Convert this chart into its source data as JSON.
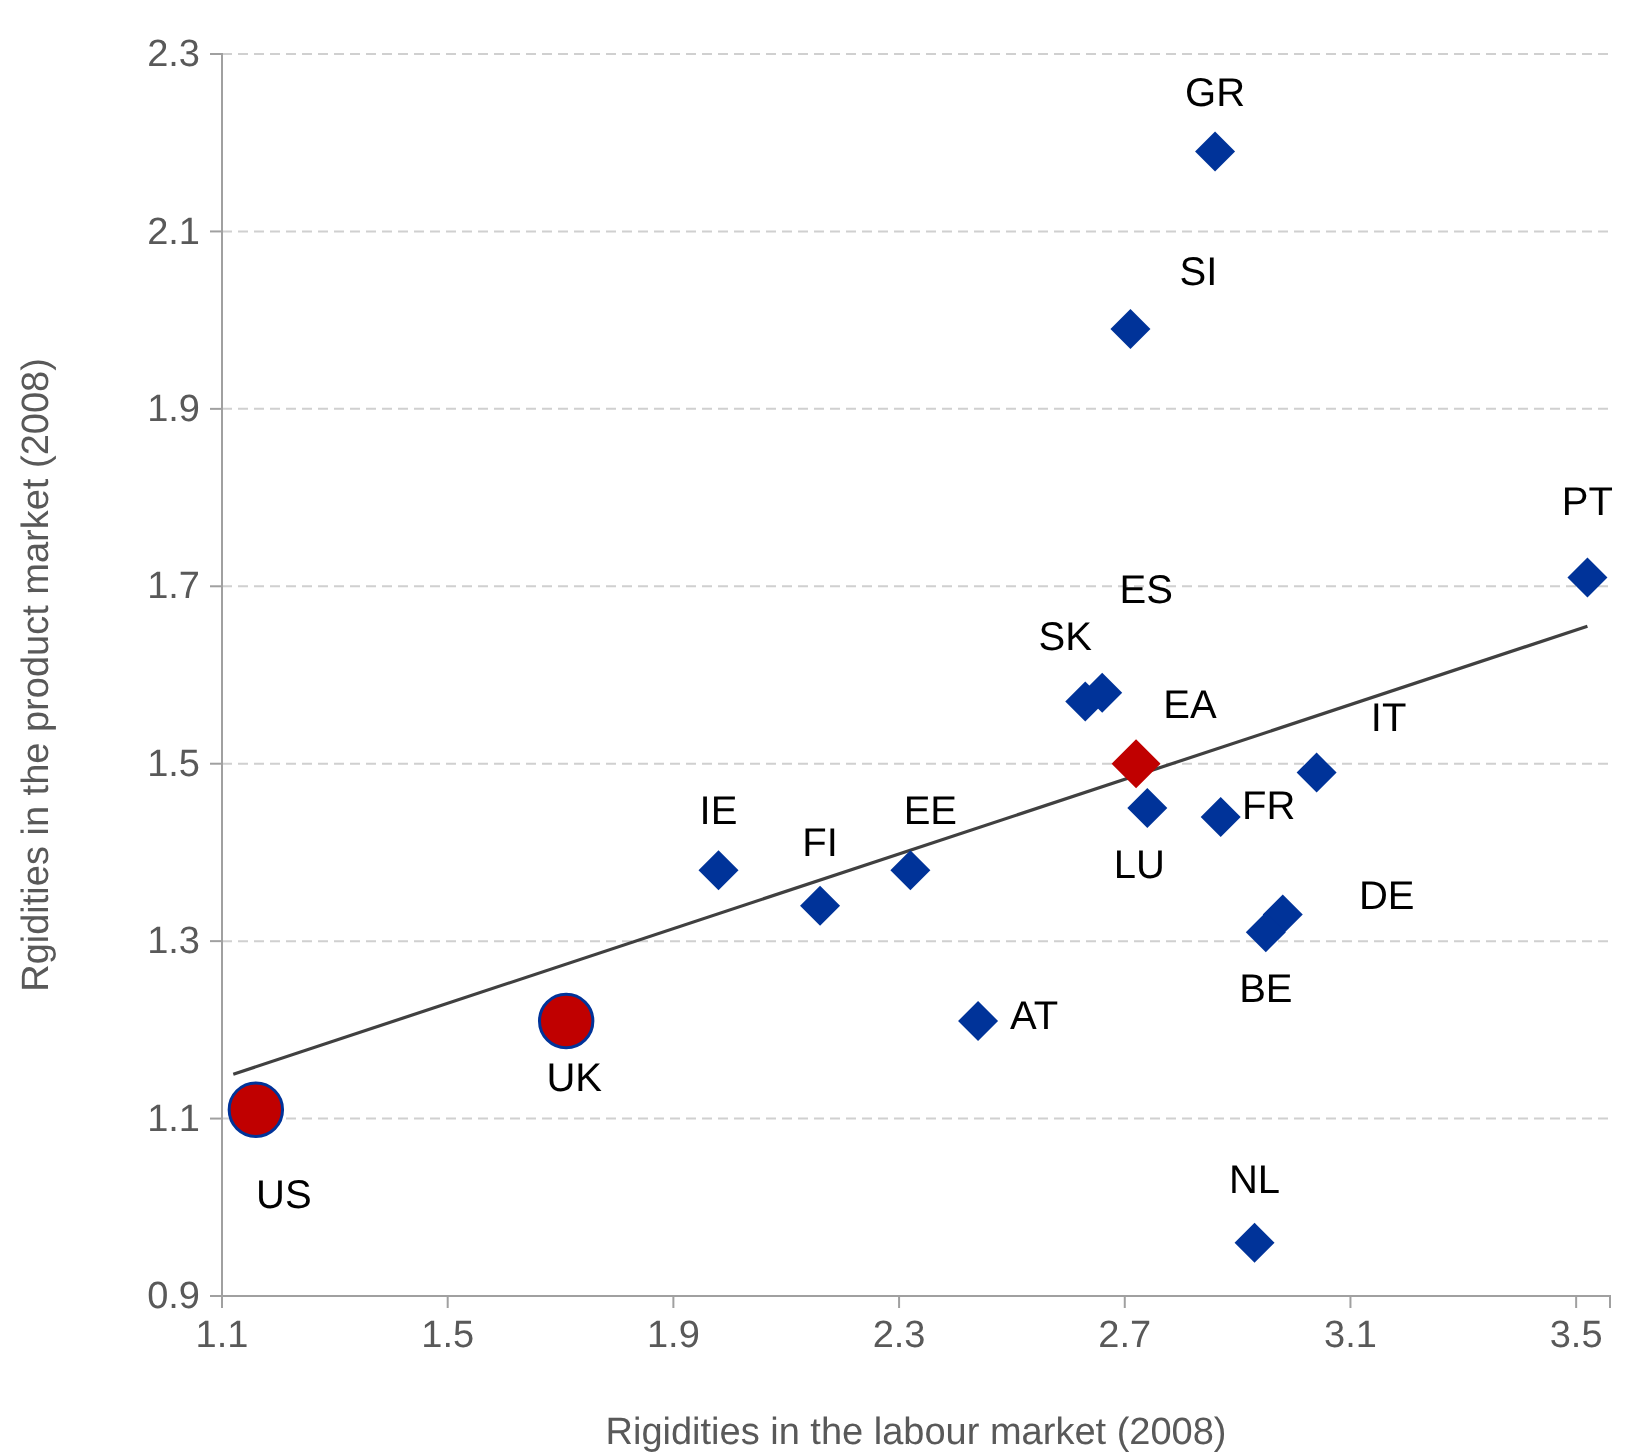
{
  "chart_data": {
    "type": "scatter",
    "xlabel": "Rigidities in the labour market (2008)",
    "ylabel": "Rgidities in the product market (2008)",
    "xlim": [
      1.1,
      3.56
    ],
    "ylim": [
      0.9,
      2.3
    ],
    "xticks": [
      1.1,
      1.5,
      1.9,
      2.3,
      2.7,
      3.1,
      3.5
    ],
    "yticks": [
      0.9,
      1.1,
      1.3,
      1.5,
      1.7,
      1.9,
      2.1,
      2.3
    ],
    "grid": "y",
    "series": [
      {
        "marker": "diamond",
        "color": "#003399",
        "x": [
          1.98,
          2.16,
          2.32,
          2.44,
          2.63,
          2.66,
          2.74,
          2.87,
          3.04,
          2.98,
          2.95,
          2.93,
          2.86,
          2.71,
          3.52
        ],
        "values": [
          1.38,
          1.34,
          1.38,
          1.21,
          1.57,
          1.58,
          1.45,
          1.44,
          1.49,
          1.33,
          1.31,
          0.96,
          2.19,
          1.99,
          1.71
        ]
      },
      {
        "marker": "circle",
        "color": "#c00000",
        "x": [
          1.16,
          1.71
        ],
        "values": [
          1.11,
          1.21
        ]
      },
      {
        "marker": "diamond",
        "color": "#c00000",
        "x": [
          2.72
        ],
        "values": [
          1.5
        ]
      },
      {
        "type": "line",
        "marker": "none",
        "line_style": "solid",
        "color": "#404040",
        "x": [
          1.12,
          3.52
        ],
        "values": [
          1.15,
          1.655
        ]
      }
    ],
    "annotations": [
      {
        "text": "IE",
        "x": 1.98,
        "y": 1.38
      },
      {
        "text": "FI",
        "x": 2.16,
        "y": 1.34
      },
      {
        "text": "EE",
        "x": 2.32,
        "y": 1.38
      },
      {
        "text": "AT",
        "x": 2.44,
        "y": 1.21
      },
      {
        "text": "SK",
        "x": 2.63,
        "y": 1.57
      },
      {
        "text": "ES",
        "x": 2.66,
        "y": 1.58
      },
      {
        "text": "LU",
        "x": 2.74,
        "y": 1.45
      },
      {
        "text": "FR",
        "x": 2.87,
        "y": 1.44
      },
      {
        "text": "IT",
        "x": 3.04,
        "y": 1.49
      },
      {
        "text": "DE",
        "x": 2.98,
        "y": 1.33
      },
      {
        "text": "BE",
        "x": 2.95,
        "y": 1.31
      },
      {
        "text": "NL",
        "x": 2.93,
        "y": 0.96
      },
      {
        "text": "GR",
        "x": 2.86,
        "y": 2.19
      },
      {
        "text": "SI",
        "x": 2.71,
        "y": 1.99
      },
      {
        "text": "PT",
        "x": 3.52,
        "y": 1.71
      },
      {
        "text": "US",
        "x": 1.16,
        "y": 1.11
      },
      {
        "text": "UK",
        "x": 1.71,
        "y": 1.21
      },
      {
        "text": "EA",
        "x": 2.72,
        "y": 1.5
      }
    ]
  }
}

+===+

Return all the entries word for word, but omit any pictures they contain.

Convert this chart into its source data as JSON.
{
  "chart_data": {
    "type": "scatter",
    "xlabel": "Rigidities in the labour market (2008)",
    "ylabel": "Rgidities in the product market (2008)",
    "xlim": [
      1.1,
      3.56
    ],
    "ylim": [
      0.9,
      2.3
    ],
    "xticks": [
      1.1,
      1.5,
      1.9,
      2.3,
      2.7,
      3.1,
      3.5
    ],
    "yticks": [
      0.9,
      1.1,
      1.3,
      1.5,
      1.7,
      1.9,
      2.1,
      2.3
    ],
    "grid": "y",
    "series": [
      {
        "marker": "diamond",
        "color": "#003399",
        "x": [
          1.98,
          2.16,
          2.32,
          2.44,
          2.63,
          2.66,
          2.74,
          2.87,
          3.04,
          2.98,
          2.95,
          2.93,
          2.86,
          2.71,
          3.52
        ],
        "values": [
          1.38,
          1.34,
          1.38,
          1.21,
          1.57,
          1.58,
          1.45,
          1.44,
          1.49,
          1.33,
          1.31,
          0.96,
          2.19,
          1.99,
          1.71
        ]
      },
      {
        "marker": "circle",
        "color": "#c00000",
        "x": [
          1.16,
          1.71
        ],
        "values": [
          1.11,
          1.21
        ]
      },
      {
        "marker": "diamond",
        "color": "#c00000",
        "x": [
          2.72
        ],
        "values": [
          1.5
        ]
      },
      {
        "type": "line",
        "marker": "none",
        "line_style": "solid",
        "color": "#404040",
        "x": [
          1.12,
          3.52
        ],
        "values": [
          1.15,
          1.655
        ]
      }
    ],
    "annotations": [
      {
        "text": "IE",
        "x": 1.98,
        "y": 1.38
      },
      {
        "text": "FI",
        "x": 2.16,
        "y": 1.34
      },
      {
        "text": "EE",
        "x": 2.32,
        "y": 1.38
      },
      {
        "text": "AT",
        "x": 2.44,
        "y": 1.21
      },
      {
        "text": "SK",
        "x": 2.63,
        "y": 1.57
      },
      {
        "text": "ES",
        "x": 2.66,
        "y": 1.58
      },
      {
        "text": "LU",
        "x": 2.74,
        "y": 1.45
      },
      {
        "text": "FR",
        "x": 2.87,
        "y": 1.44
      },
      {
        "text": "IT",
        "x": 3.04,
        "y": 1.49
      },
      {
        "text": "DE",
        "x": 2.98,
        "y": 1.33
      },
      {
        "text": "BE",
        "x": 2.95,
        "y": 1.31
      },
      {
        "text": "NL",
        "x": 2.93,
        "y": 0.96
      },
      {
        "text": "GR",
        "x": 2.86,
        "y": 2.19
      },
      {
        "text": "SI",
        "x": 2.71,
        "y": 1.99
      },
      {
        "text": "PT",
        "x": 3.52,
        "y": 1.71
      },
      {
        "text": "US",
        "x": 1.16,
        "y": 1.11
      },
      {
        "text": "UK",
        "x": 1.71,
        "y": 1.21
      },
      {
        "text": "EA",
        "x": 2.72,
        "y": 1.5
      }
    ]
  }
}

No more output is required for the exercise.